> **Extract to read**:

Feist Club | Music | Halifax, Nova Scotia | THE COAST

Feist Club

From hipsters to your mom, everyone loves the amherst-born international chanteuse once known as Bitch Lap-Lap.

photo Annette Aurrel

Admit it: you wish Leslie Feist was your girlfriend.

One of the big stories in Canadian music in 2005, Feist did not just succeed in her native country, she conquered the world, with her face plastered on and music reviewed in any and every trendy magazine from France to Japan, the United States to Australia. In her wake, she left young and old, hipster and square waiting with bated breath for new material and pleading to the music gods for a tour-stop in their hometown. Now, for two Marquee shows this weekend, we have her all to ourselves.

There are many reasons to like Feist. The big one is her irresistible 2004 album Let it Die, which introduced her as an artist to watch. One of those records that begs to be played from beginning to end, Let it Die has something for everyone, including the jazzy, handclap driven “Mushaboom,” named after the Nova Scotia hamlet; the sultry-smooth “One Evening”; lusty, unrecognizable Bee Gees cover “Inside and Out” and the more contemplative opener “Gatekeeper”and the title track.

> **Provided data**:
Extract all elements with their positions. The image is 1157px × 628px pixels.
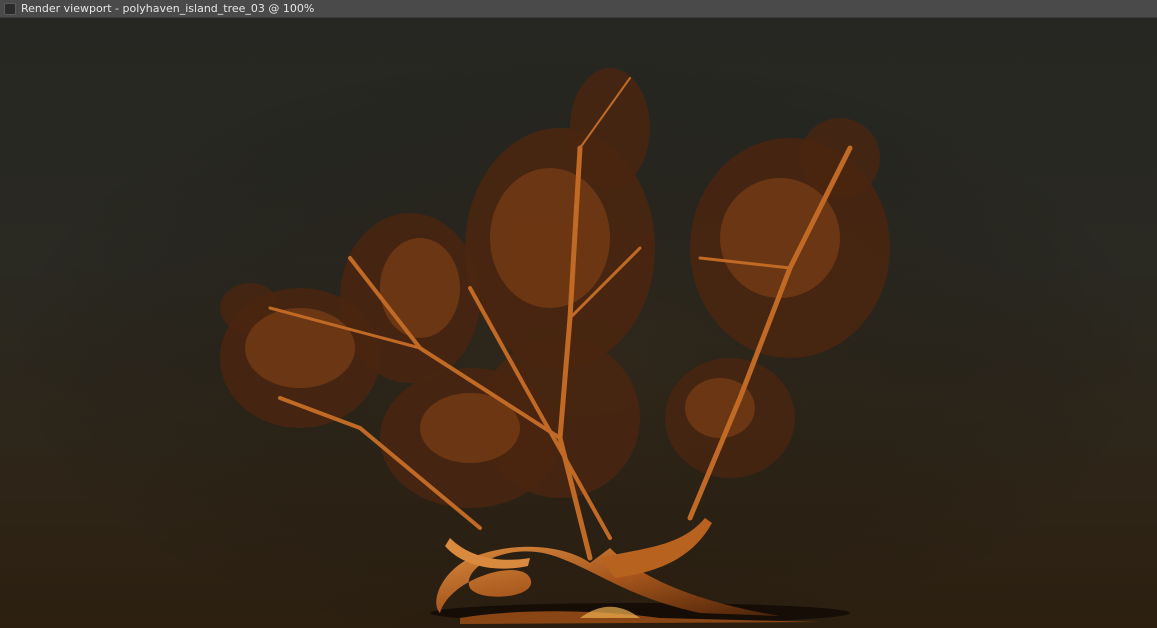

> **Stated exercise A**: From the article on Feist above, reproduce word for word the part that opens with the words containing "From hipsters to" and closes with "all to ourselves.".
> **Stated exercise B**:
Answer these questions from the article on Feist above, one answer per line:
(i) In what year was the album Let it Die released?
(ii) How many Marquee shows does the article say Feist will play this weekend?
(iii) Which song on Let it Die is named after a Nova Scotia hamlet?
> **Stated exercise C**:
For each statement, decide whether it agrees with the article on Feist above. Answer yes or no and quote the words of the article that settle it.
(i) Feist was born in Amherst.
(ii) "One Evening" is the opening track of Let it Die.
(iii) "Inside and Out" is a Bee Gees cover.

> **Output A**:
From hipsters to your mom, everyone loves the amherst-born international chanteuse once known as Bitch Lap-Lap.

photo Annette Aurrel

Admit it: you wish Leslie Feist was your girlfriend.

One of the big stories in Canadian music in 2005, Feist did not just succeed in her native country, she conquered the world, with her face plastered on and music reviewed in any and every trendy magazine from France to Japan, the United States to Australia. In her wake, she left young and old, hipster and square waiting with bated breath for new material and pleading to the music gods for a tour-stop in their hometown. Now, for two Marquee shows this weekend, we have her all to ourselves.

> **Output B**:
(i) 2004
(ii) Two
(iii) "Mushaboom"

> **Output C**:
(i) Yes: "the amherst-born international chanteuse"
(ii) No: "the more contemplative opener “Gatekeeper”"
(iii) Yes: "lusty, unrecognizable Bee Gees cover “Inside and Out”"